◆ WRITTEN REQUEST ◆
Read the records and write them out again exactly.

Records from a data collection:
——————————

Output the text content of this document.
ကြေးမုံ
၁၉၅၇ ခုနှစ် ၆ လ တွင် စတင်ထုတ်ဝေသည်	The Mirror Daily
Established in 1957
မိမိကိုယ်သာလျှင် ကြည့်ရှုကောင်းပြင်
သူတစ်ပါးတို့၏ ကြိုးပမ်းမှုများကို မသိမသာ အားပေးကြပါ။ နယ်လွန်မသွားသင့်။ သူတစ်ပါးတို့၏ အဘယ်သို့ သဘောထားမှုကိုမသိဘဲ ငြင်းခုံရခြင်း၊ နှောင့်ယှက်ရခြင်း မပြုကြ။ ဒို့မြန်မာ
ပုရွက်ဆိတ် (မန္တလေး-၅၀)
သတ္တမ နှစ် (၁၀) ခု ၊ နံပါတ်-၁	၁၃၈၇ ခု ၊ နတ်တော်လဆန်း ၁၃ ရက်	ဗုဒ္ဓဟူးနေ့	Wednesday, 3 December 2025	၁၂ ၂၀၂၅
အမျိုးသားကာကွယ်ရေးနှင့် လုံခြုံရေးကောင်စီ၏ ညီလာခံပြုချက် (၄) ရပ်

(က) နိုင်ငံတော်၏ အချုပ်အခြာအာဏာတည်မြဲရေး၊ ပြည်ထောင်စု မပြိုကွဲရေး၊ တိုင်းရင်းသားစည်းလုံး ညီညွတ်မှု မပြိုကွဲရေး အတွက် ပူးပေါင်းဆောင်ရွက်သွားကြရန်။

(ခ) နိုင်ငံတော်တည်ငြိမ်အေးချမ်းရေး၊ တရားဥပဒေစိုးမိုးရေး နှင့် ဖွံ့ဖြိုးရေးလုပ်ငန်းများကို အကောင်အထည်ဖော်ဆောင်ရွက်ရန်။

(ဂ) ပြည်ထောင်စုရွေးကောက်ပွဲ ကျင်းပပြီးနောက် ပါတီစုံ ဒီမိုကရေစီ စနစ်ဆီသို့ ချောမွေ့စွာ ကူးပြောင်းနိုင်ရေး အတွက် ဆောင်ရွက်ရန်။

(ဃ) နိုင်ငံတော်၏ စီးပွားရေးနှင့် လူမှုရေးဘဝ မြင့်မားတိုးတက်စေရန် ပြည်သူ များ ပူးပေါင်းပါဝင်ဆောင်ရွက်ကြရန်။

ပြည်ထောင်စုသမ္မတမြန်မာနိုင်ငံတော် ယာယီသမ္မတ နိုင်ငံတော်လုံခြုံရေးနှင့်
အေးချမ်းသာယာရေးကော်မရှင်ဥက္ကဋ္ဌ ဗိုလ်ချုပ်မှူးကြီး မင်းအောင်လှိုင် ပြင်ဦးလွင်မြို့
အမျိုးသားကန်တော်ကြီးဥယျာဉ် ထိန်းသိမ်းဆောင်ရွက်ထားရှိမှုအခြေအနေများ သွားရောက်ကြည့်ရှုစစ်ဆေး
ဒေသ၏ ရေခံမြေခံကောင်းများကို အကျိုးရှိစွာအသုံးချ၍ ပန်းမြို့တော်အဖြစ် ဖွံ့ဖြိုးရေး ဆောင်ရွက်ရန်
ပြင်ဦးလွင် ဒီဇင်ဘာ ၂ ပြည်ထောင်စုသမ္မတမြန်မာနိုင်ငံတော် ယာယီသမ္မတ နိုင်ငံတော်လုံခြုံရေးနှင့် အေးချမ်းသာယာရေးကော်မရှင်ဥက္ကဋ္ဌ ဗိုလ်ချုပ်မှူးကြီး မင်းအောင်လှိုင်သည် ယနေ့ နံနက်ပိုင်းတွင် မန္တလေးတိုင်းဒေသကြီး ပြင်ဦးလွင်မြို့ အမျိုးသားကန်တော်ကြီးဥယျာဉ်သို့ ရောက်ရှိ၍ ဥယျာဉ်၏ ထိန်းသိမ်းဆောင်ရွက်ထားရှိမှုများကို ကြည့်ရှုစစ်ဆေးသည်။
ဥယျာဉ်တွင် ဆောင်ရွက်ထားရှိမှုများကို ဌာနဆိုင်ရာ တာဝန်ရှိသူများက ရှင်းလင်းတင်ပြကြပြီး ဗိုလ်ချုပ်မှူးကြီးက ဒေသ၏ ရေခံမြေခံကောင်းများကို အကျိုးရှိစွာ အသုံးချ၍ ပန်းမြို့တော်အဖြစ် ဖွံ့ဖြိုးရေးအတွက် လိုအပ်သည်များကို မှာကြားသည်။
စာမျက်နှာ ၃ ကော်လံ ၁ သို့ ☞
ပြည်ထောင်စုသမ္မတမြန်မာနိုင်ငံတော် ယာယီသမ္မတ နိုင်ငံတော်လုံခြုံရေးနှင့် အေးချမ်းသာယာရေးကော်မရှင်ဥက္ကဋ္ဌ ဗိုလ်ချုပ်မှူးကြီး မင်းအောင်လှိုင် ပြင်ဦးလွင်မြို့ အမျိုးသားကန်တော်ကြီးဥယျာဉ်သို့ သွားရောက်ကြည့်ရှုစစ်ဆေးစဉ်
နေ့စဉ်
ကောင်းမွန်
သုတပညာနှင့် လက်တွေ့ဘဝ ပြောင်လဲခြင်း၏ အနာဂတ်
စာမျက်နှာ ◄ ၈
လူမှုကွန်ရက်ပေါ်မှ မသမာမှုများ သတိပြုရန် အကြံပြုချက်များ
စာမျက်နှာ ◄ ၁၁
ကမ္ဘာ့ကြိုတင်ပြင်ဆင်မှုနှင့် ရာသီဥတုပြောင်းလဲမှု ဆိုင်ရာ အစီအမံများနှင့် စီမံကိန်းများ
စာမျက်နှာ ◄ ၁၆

——————————

◆ TASK RESULT ◆
Output the text content of this document.
ကြေးမုံ
၁၉၅၇ ခုနှစ် ၆ လ တွင် စတင်ထုတ်ဝေသည်	The Mirror Daily
Established in 1957
မိမိကိုယ်သာလျှင် ကြည့်ရှုကောင်းပြင်
သူတစ်ပါးတို့၏ ကြိုးပမ်းမှုများကို မသိမသာ အားပေးကြပါ။ နယ်လွန်မသွားသင့်။ သူတစ်ပါးတို့၏ အဘယ်သို့ သဘောထားမှုကိုမသိဘဲ ငြင်းခုံရခြင်း၊ နှောင့်ယှက်ရခြင်း မပြုကြ။ ဒို့မြန်မာ
ပုရွက်ဆိတ် (မန္တလေး-၅၀)
သတ္တမ နှစ် (၁၀) ခု ၊ နံပါတ်-၁	၁၃၈၇ ခု ၊ နတ်တော်လဆန်း ၁၃ ရက်	ဗုဒ္ဓဟူးနေ့	Wednesday, 3 December 2025	၁၂ ၂၀၂၅
အမျိုးသားကာကွယ်ရေးနှင့် လုံခြုံရေးကောင်စီ၏ ညီလာခံပြုချက် (၄) ရပ်

(က) နိုင်ငံတော်၏ အချုပ်အခြာအာဏာတည်မြဲရေး၊ ပြည်ထောင်စု မပြိုကွဲရေး၊ တိုင်းရင်းသားစည်းလုံး ညီညွတ်မှု မပြိုကွဲရေး အတွက် ပူးပေါင်းဆောင်ရွက်သွားကြရန်။

(ခ) နိုင်ငံတော်တည်ငြိမ်အေးချမ်းရေး၊ တရားဥပဒေစိုးမိုးရေး နှင့် ဖွံ့ဖြိုးရေးလုပ်ငန်းများကို အကောင်အထည်ဖော်ဆောင်ရွက်ရန်။

(ဂ) ပြည်ထောင်စုရွေးကောက်ပွဲ ကျင်းပပြီးနောက် ပါတီစုံ ဒီမိုကရေစီ စနစ်ဆီသို့ ချောမွေ့စွာ ကူးပြောင်းနိုင်ရေး အတွက် ဆောင်ရွက်ရန်။

(ဃ) နိုင်ငံတော်၏ စီးပွားရေးနှင့် လူမှုရေးဘဝ မြင့်မားတိုးတက်စေရန် ပြည်သူ များ ပူးပေါင်းပါဝင်ဆောင်ရွက်ကြရန်။

ပြည်ထောင်စုသမ္မတမြန်မာနိုင်ငံတော် ယာယီသမ္မတ နိုင်ငံတော်လုံခြုံရေးနှင့်
အေးချမ်းသာယာရေးကော်မရှင်ဥက္ကဋ္ဌ ဗိုလ်ချုပ်မှူးကြီး မင်းအောင်လှိုင် ပြင်ဦးလွင်မြို့
အမျိုးသားကန်တော်ကြီးဥယျာဉ် ထိန်းသိမ်းဆောင်ရွက်ထားရှိမှုအခြေအနေများ သွားရောက်ကြည့်ရှုစစ်ဆေး
ဒေသ၏ ရေခံမြေခံကောင်းများကို အကျိုးရှိစွာအသုံးချ၍ ပန်းမြို့တော်အဖြစ် ဖွံ့ဖြိုးရေး ဆောင်ရွက်ရန်
ပြင်ဦးလွင် ဒီဇင်ဘာ ၂ ပြည်ထောင်စုသမ္မတမြန်မာနိုင်ငံတော် ယာယီသမ္မတ နိုင်ငံတော်လုံခြုံရေးနှင့် အေးချမ်းသာယာရေးကော်မရှင်ဥက္ကဋ္ဌ ဗိုလ်ချုပ်မှူးကြီး မင်းအောင်လှိုင်သည် ယနေ့ နံနက်ပိုင်းတွင် မန္တလေးတိုင်းဒေသကြီး ပြင်ဦးလွင်မြို့ အမျိုးသားကန်တော်ကြီးဥယျာဉ်သို့ ရောက်ရှိ၍ ဥယျာဉ်၏ ထိန်းသိမ်းဆောင်ရွက်ထားရှိမှုများကို ကြည့်ရှုစစ်ဆေးသည်။
ဥယျာဉ်တွင် ဆောင်ရွက်ထားရှိမှုများကို ဌာနဆိုင်ရာ တာဝန်ရှိသူများက ရှင်းလင်းတင်ပြကြပြီး ဗိုလ်ချုပ်မှူးကြီးက ဒေသ၏ ရေခံမြေခံကောင်းများကို အကျိုးရှိစွာ အသုံးချ၍ ပန်းမြို့တော်အဖြစ် ဖွံ့ဖြိုးရေးအတွက် လိုအပ်သည်များကို မှာကြားသည်။
စာမျက်နှာ ၃ ကော်လံ ၁ သို့ ☞
ပြည်ထောင်စုသမ္မတမြန်မာနိုင်ငံတော် ယာယီသမ္မတ နိုင်ငံတော်လုံခြုံရေးနှင့် အေးချမ်းသာယာရေးကော်မရှင်ဥက္ကဋ္ဌ ဗိုလ်ချုပ်မှူးကြီး မင်းအောင်လှိုင် ပြင်ဦးလွင်မြို့ အမျိုးသားကန်တော်ကြီးဥယျာဉ်သို့ သွားရောက်ကြည့်ရှုစစ်ဆေးစဉ်
နေ့စဉ်
ကောင်းမွန်
သုတပညာနှင့် လက်တွေ့ဘဝ ပြောင်လဲခြင်း၏ အနာဂတ်
စာမျက်နှာ ◄ ၈
လူမှုကွန်ရက်ပေါ်မှ မသမာမှုများ သတိပြုရန် အကြံပြုချက်များ
စာမျက်နှာ ◄ ၁၁
ကမ္ဘာ့ကြိုတင်ပြင်ဆင်မှုနှင့် ရာသီဥတုပြောင်းလဲမှု ဆိုင်ရာ အစီအမံများနှင့် စီမံကိန်းများ
စာမျက်နှာ ◄ ၁၆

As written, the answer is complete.